Dataset items
◆ ◆ ◆
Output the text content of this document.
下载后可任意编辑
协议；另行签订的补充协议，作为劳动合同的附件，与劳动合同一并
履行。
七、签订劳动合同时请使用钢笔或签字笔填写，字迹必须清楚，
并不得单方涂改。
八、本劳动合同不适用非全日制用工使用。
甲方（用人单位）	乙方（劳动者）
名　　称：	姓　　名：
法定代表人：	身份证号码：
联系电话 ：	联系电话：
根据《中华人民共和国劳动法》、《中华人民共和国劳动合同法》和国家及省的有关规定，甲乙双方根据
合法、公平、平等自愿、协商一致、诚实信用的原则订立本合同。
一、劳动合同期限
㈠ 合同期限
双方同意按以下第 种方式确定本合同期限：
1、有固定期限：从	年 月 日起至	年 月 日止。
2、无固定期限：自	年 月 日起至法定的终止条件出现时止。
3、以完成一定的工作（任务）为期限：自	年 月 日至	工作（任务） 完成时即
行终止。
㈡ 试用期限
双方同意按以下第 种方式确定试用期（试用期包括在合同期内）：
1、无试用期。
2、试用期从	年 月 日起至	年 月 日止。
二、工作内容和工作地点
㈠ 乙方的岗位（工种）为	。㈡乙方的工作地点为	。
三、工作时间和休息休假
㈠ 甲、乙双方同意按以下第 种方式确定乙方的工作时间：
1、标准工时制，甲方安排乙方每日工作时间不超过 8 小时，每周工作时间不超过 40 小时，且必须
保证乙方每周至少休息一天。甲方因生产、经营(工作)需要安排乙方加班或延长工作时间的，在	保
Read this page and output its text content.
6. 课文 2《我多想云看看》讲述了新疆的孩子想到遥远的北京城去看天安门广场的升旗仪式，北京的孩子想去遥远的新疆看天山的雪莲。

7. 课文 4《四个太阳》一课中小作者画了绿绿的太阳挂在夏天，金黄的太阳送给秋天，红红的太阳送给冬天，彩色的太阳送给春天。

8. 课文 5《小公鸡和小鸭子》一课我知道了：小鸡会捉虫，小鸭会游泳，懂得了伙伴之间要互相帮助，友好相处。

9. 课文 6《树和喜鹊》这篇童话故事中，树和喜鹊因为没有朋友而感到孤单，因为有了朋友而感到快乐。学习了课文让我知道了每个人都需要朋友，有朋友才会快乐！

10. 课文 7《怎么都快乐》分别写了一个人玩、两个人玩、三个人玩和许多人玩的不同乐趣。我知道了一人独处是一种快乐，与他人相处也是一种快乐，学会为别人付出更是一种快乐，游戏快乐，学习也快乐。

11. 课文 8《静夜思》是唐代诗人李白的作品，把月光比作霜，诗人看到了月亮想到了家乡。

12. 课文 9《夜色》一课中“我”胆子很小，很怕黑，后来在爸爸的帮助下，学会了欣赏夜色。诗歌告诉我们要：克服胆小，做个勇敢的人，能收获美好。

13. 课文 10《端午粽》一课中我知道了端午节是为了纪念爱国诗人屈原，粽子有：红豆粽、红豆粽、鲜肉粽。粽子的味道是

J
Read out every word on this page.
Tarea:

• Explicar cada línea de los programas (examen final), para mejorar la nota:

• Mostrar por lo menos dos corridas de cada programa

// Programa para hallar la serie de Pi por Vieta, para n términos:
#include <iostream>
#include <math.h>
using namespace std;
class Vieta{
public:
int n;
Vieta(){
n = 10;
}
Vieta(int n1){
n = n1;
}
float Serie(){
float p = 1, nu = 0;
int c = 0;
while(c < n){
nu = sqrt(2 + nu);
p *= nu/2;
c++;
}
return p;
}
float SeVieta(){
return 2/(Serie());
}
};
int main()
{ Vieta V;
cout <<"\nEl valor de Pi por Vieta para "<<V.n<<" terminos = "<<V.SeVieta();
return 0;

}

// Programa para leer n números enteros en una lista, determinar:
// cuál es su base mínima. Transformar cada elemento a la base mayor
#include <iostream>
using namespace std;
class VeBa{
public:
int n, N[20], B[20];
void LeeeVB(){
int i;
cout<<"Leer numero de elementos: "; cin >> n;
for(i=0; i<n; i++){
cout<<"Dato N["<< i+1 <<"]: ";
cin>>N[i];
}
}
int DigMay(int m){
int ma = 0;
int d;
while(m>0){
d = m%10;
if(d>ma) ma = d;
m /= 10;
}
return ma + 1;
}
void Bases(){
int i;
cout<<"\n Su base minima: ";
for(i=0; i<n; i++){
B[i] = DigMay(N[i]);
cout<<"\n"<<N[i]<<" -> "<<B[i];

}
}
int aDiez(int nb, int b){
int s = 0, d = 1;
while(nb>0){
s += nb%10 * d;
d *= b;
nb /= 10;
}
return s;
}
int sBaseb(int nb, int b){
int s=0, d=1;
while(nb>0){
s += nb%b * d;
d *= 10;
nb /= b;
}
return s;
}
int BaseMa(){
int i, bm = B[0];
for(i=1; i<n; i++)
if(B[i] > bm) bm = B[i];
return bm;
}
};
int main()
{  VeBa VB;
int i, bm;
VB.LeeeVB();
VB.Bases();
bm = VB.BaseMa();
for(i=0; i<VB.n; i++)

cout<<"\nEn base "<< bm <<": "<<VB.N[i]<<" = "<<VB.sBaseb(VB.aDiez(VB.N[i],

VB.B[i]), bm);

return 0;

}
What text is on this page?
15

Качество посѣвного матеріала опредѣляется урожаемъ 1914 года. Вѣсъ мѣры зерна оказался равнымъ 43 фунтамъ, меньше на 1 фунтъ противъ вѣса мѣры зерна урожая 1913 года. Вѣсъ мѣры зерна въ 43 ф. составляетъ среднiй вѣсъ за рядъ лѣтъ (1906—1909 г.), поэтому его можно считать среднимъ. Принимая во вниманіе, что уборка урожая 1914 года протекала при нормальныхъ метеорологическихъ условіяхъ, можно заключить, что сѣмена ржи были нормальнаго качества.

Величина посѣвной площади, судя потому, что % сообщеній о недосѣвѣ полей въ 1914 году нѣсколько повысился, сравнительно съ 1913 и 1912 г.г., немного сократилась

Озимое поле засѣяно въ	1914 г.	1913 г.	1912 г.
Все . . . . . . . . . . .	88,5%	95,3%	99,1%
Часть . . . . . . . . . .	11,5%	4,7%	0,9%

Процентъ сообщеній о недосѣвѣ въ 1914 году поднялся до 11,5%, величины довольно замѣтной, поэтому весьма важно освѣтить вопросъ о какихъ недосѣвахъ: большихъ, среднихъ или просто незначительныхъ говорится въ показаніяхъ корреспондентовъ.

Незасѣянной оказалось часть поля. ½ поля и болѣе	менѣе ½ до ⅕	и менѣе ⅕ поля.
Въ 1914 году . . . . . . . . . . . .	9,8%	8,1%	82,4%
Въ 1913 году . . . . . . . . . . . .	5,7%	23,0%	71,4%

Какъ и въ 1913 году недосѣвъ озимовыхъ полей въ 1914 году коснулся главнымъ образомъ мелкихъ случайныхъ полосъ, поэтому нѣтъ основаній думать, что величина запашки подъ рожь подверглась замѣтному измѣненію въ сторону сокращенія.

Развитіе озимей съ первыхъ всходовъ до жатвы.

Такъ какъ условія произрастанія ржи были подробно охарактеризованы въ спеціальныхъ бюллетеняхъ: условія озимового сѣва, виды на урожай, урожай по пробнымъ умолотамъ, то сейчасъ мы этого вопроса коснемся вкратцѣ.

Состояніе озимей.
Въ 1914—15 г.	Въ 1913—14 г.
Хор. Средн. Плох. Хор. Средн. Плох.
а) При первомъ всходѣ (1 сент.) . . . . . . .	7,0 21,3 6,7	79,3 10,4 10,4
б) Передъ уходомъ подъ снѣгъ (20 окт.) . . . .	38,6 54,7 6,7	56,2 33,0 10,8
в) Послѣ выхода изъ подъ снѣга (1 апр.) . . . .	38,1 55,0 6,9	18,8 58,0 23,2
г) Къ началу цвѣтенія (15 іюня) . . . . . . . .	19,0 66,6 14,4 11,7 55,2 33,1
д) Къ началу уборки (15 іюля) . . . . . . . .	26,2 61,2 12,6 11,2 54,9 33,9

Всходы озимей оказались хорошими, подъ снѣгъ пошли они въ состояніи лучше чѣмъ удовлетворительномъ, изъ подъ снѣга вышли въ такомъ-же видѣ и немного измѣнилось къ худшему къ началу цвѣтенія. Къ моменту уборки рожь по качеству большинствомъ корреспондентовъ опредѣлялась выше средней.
◆ ◆ ◆
- _Aim of the task_
List the lines of the entries that include "aDiez".

- _Task response_
int aDiez(int nb, int b){
cout<<"\nEn base "<< bm <<": "<<VB.N[i]<<" = "<<VB.sBaseb(VB.aDiez(VB.N[i],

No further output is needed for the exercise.